Indicate only the number of lines in the listing below in which the word "Χρήση" appears.
═══ Working data ═══
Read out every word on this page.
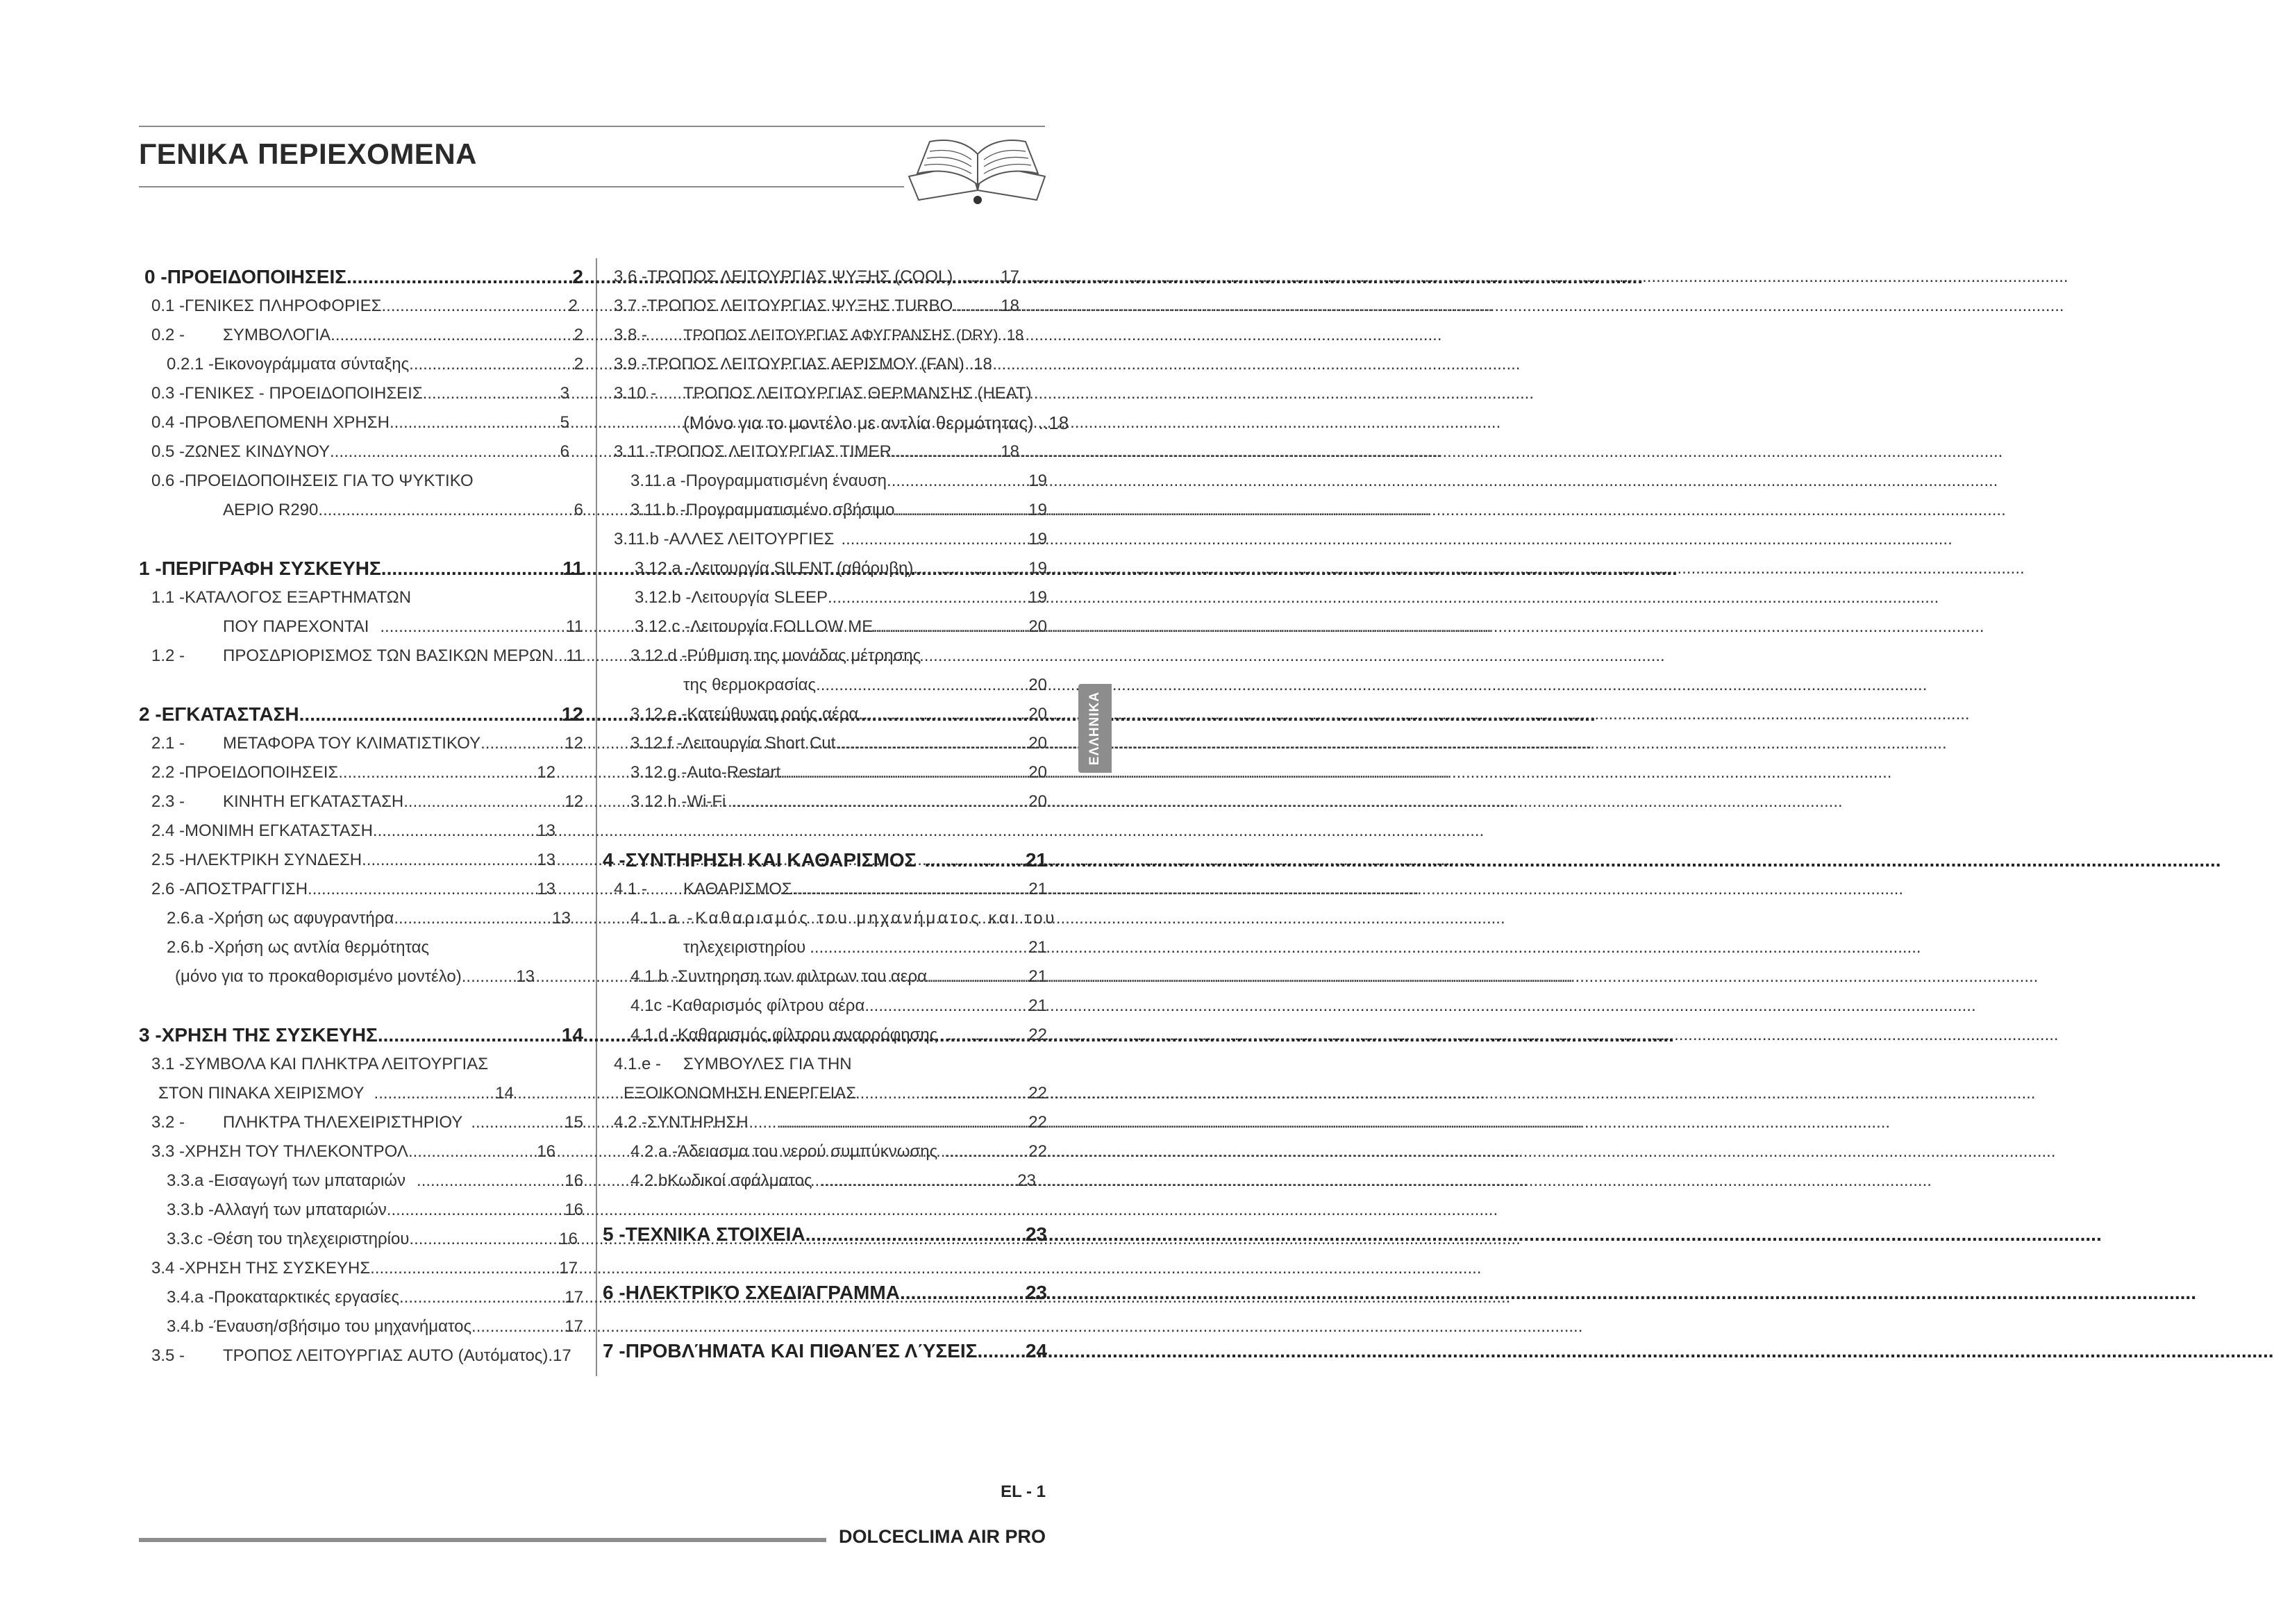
ΓΕΝΙΚΑ ΠΕΡΙΕΧΟΜΕΝΑ
0 - ΠΡΟΕΙΔΟΠΟΙΗΣΕΙΣ .....	2
0.1 - ΓΕΝΙΚΕΣ ΠΛΗΡΟΦΟΡΙΕΣ .....	2
0.2 -	ΣΥΜΒΟΛΟΓΙΑ .....	2
0.2.1 - Εικονογράμματα σύνταξης .....	2
0.3 - ΓΕΝΙΚΕΣ - ΠΡΟΕΙΔΟΠΟΙΗΣΕΙΣ .....	3
0.4 - ΠΡΟΒΛΕΠΟΜΕΝΗ ΧΡΗΣΗ .....	5
0.5 - ΖΩΝΕΣ ΚΙΝΔΥΝΟΥ .....	6
0.6 - ΠΡΟΕΙΔΟΠΟΙΗΣΕΙΣ ΓΙΑ ΤΟ ΨΥΚΤΙΚΟ
ΑΕΡΙΟ R290 .....	6
1 - ΠΕΡΙΓΡΑΦΗ ΣΥΣΚΕΥΗΣ .....	11
1.1 - ΚΑΤΑΛΟΓΟΣ ΕΞΑΡΤΗΜΑΤΩΝ
ΠΟΥ ΠΑΡΕΧΟΝΤΑΙ .....	11
1.2 -	ΠΡΟΣΔΡΙΟΡΙΣΜΟΣ ΤΩΝ ΒΑΣΙΚΩΝ ΜΕΡΩΝ ..... 11
2 - ΕΓΚΑΤΑΣΤΑΣΗ .....	12
2.1 -	ΜΕΤΑΦΟΡΑ ΤΟΥ ΚΛΙΜΑΤΙΣΤΙΚΟΥ .....	12
2.2 - ΠΡΟΕΙΔΟΠΟΙΗΣΕΙΣ .....	12
2.3 -	ΚΙΝΗΤΗ ΕΓΚΑΤΑΣΤΑΣΗ .....	12
2.4 - ΜΟΝΙΜΗ ΕΓΚΑΤΑΣΤΑΣΗ .....	13
2.5 - ΗΛΕΚΤΡΙΚΗ ΣΥΝΔΕΣΗ .....	13
2.6 - ΑΠΟΣΤΡΑΓΓΙΣΗ .....	13
2.6.a - Χρήση ως αφυγραντήρα .....	13
2.6.b - Χρήση ως αντλία θερμότητας
(μόνο για το προκαθορισμένο μοντέλο) .....	13
3 - ΧΡΗΣΗ ΤΗΣ ΣΥΣΚΕΥΗΣ .....	14
3.1 - ΣΥΜΒΟΛΑ ΚΑΙ ΠΛΗΚΤΡΑ ΛΕΙΤΟΥΡΓΙΑΣ
ΣΤΟΝ ΠΙΝΑΚΑ ΧΕΙΡΙΣΜΟΥ .....	14
3.2 -	ΠΛΗΚΤΡΑ ΤΗΛΕΧΕΙΡΙΣΤΗΡΙΟΥ .....	15
3.3 - ΧΡΗΣΗ ΤΟΥ ΤΗΛΕΚΟΝΤΡΟΛ .....	16
3.3.a - Εισαγωγή των μπαταριών .....	16
3.3.b - Αλλαγή των μπαταριών .....	16
3.3.c - Θέση του τηλεχειριστηρίου .....	16
3.4 - ΧΡΗΣΗ ΤΗΣ ΣΥΣΚΕΥΗΣ .....	17
3.4.a - Προκαταρκτικές εργασίες .....	17
3.4.b - Έναυση/σβήσιμο του μηχανήματος .....	17
3.5 -	ΤΡΟΠΟΣ ΛΕΙΤΟΥΡΓΙΑΣ AUTO (Αυτόματος) . 17
3.6 - ΤΡΟΠΟΣ ΛΕΙΤΟΥΡΓΙΑΣ ΨΥΞΗΣ (COOL) .....	17
3.7 - ΤΡΟΠΟΣ ΛΕΙΤΟΥΡΓΙΑΣ ΨΥΞΗΣ TURBO .....	18
3.8 -	ΤΡΟΠΟΣ ΛΕΙΤΟΥΡΓΙΑΣ ΑΦΥΓΡΑΝΣΗΣ (DRY) . 18
3.9 - ΤΡΟΠΟΣ ΛΕΙΤΟΥΡΓΙΑΣ ΑΕΡΙΣΜΟΥ (FAN) . 18
3.10 -	ΤΡΟΠΟΣ ΛΕΙΤΟΥΡΓΙΑΣ ΘΕΡΜΑΝΣΗΣ (HEAT)
(Μόνο για το μοντέλο με αντλία θερμότητας) .. 18
3.11 - ΤΡΟΠΟΣ ΛΕΙΤΟΥΡΓΙΑΣ TIMER .....	18
3.11.a - Προγραμματισμένη έναυση .....	19
3.11.b - Προγραμματισμένο σβήσιμο .....	19
3.11.b - ΑΛΛΕΣ ΛΕΙΤΟΥΡΓΙΕΣ .....	19
3.12.a - Λειτουργία SILENT (αθόρυβη) .....	19
3.12.b - Λειτουργία SLEEP .....	19
3.12.c - Λειτουργία FOLLOW ME .....	20
3.12.d - Ρύθμιση της μονάδας μέτρησης
της θερμοκρασίας .....	20
3.12.e - Κατεύθυνση ροής αέρα .....	20
3.12.f - Λειτουργία Short Cut .....	20
3.12.g - Auto-Restart .....	20
3.12.h - Wi-Fi .....	20
4 - ΣΥΝΤΗΡΗΣΗ ΚΑΙ ΚΑΘΑΡΙΣΜΟΣ .....	21
4.1 -	ΚΑΘΑΡΙΣΜΟΣ .....	21
4.1.a - Καθαρισμός του μηχανήματος και του
τηλεχειριστηρίου .....	21
4.1.b - Συντηρηση των φιλτρων του αερα .....	21
4.1c - Καθαρισμός φίλτρου αέρα .....	21
4.1.d - Καθαρισμός φίλτρου αναρρόφησης .....	22
4.1.e -	ΣΥΜΒΟΥΛΕΣ ΓΙΑ ΤΗΝ
ΕΞΟΙΚΟΝΟΜΗΣΗ ΕΝΕΡΓΕΙΑΣ .....	22
4.2 - ΣΥΝΤΗΡΗΣΗ .....	22
4.2.a - Άδειασμα του νερού συμπύκνωσης .....	22
4.2.b Κωδικοί σφάλματος .....	23
5 - ΤΕΧΝΙΚΑ ΣΤΟΙΧΕΙΑ .....	23
6 - ΗΛΕΚΤΡΙΚΌ ΣΧΕΔΙΆΓΡΑΜΜΑ .....	23
7 - ΠΡΟΒΛΉΜΑΤΑ ΚΑΙ ΠΙΘΑΝΈΣ ΛΎΣΕΙΣ ..... 24
ΕΛΛΗΝΙΚΑ
EL - 1
DOLCECLIMA AIR PRO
═══
*Result of the exercise*
2